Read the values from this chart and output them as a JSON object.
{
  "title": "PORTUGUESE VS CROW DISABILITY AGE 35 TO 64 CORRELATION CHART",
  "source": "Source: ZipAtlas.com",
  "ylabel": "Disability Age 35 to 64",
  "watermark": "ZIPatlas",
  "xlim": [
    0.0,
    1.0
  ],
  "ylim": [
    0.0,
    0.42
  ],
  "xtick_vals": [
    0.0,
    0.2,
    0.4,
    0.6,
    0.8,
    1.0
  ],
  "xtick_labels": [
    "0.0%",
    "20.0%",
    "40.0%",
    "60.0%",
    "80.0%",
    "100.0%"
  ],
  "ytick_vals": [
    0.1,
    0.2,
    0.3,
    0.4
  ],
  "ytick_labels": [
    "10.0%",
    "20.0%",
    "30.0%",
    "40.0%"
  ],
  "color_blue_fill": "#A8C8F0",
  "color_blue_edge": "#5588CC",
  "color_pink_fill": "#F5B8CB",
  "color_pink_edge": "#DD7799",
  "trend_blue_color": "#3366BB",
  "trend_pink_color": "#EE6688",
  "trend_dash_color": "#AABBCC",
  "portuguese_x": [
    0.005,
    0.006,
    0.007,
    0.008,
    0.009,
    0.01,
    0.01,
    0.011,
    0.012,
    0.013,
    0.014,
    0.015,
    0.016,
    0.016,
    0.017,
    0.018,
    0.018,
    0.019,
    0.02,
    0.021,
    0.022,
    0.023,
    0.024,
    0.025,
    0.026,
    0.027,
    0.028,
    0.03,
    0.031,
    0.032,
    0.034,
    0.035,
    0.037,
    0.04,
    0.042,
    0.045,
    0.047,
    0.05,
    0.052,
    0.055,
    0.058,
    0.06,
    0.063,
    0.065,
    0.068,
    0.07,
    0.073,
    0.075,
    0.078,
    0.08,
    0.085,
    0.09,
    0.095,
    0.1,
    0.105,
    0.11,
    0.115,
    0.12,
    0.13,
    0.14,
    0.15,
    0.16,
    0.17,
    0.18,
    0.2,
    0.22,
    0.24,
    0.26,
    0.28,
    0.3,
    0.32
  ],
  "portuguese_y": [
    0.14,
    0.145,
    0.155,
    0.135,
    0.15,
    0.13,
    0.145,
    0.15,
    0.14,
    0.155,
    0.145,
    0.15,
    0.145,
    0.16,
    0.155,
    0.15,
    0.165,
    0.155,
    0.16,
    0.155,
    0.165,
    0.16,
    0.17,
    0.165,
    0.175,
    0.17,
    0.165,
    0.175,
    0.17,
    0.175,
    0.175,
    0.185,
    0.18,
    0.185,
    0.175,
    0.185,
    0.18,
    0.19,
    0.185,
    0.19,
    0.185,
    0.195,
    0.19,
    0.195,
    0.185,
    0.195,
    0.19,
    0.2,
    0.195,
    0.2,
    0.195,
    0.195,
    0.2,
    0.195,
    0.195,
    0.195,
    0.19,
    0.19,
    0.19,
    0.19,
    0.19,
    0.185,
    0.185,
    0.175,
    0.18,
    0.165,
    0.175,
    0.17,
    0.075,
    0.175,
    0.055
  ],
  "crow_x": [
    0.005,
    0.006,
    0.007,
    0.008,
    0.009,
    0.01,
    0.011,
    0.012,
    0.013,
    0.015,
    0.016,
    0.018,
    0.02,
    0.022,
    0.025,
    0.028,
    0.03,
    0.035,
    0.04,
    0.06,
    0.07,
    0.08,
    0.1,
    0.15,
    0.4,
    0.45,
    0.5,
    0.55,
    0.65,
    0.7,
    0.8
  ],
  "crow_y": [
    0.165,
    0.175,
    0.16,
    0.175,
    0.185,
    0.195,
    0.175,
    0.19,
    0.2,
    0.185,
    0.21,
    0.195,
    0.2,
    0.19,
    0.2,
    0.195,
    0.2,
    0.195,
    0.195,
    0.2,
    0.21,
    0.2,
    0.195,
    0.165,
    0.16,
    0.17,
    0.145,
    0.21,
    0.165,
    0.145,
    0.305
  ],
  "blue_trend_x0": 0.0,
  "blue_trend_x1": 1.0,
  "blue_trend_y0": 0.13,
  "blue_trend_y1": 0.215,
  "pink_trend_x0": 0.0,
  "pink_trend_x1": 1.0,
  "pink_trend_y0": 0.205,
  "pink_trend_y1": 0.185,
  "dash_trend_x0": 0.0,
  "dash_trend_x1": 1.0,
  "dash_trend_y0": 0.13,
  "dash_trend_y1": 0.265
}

□ □ □ □ □ □ □

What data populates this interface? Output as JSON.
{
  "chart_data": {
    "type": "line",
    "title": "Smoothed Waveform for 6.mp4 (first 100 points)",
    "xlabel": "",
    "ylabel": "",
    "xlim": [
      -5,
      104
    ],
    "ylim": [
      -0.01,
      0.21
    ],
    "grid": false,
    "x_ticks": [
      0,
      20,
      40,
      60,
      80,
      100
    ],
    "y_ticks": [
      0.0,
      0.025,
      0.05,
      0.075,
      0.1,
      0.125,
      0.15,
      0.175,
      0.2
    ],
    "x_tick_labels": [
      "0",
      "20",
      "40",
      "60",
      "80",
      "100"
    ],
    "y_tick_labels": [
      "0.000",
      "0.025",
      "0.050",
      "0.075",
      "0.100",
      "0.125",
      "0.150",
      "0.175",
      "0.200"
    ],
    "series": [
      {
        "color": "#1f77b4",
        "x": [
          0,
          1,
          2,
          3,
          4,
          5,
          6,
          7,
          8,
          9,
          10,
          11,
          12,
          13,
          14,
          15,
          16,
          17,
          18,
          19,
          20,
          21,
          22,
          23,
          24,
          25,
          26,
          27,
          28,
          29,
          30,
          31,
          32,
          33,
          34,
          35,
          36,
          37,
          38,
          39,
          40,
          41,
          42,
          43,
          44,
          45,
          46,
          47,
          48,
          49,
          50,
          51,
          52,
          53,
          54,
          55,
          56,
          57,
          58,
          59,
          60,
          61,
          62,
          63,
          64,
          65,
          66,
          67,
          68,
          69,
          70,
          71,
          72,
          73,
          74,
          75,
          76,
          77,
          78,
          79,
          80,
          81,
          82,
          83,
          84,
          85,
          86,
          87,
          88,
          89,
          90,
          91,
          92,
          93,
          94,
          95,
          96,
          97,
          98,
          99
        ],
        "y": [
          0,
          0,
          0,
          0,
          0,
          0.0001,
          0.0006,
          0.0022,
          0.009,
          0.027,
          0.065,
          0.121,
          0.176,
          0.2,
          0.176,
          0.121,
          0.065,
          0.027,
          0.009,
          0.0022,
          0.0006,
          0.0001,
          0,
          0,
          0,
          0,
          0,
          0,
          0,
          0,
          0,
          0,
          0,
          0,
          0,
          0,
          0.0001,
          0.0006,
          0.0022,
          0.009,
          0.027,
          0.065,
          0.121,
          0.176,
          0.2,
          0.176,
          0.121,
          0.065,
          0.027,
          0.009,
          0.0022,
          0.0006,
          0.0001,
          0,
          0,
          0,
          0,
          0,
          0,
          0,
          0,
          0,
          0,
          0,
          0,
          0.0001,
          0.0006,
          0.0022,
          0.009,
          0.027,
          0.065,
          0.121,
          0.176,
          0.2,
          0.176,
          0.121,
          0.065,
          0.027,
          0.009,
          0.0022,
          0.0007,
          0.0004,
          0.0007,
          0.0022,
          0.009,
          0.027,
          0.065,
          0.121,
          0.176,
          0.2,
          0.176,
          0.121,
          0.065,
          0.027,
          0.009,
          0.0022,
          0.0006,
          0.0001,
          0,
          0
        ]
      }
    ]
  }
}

□ □ □ □ □ □ □

**WHAT THE TASK ASKS**. Every line holding "this" should be copied out.

**TASK OUTPUT**.
Read the values from this chart and output them as a JSON object.
What data populates this interface? Output as JSON.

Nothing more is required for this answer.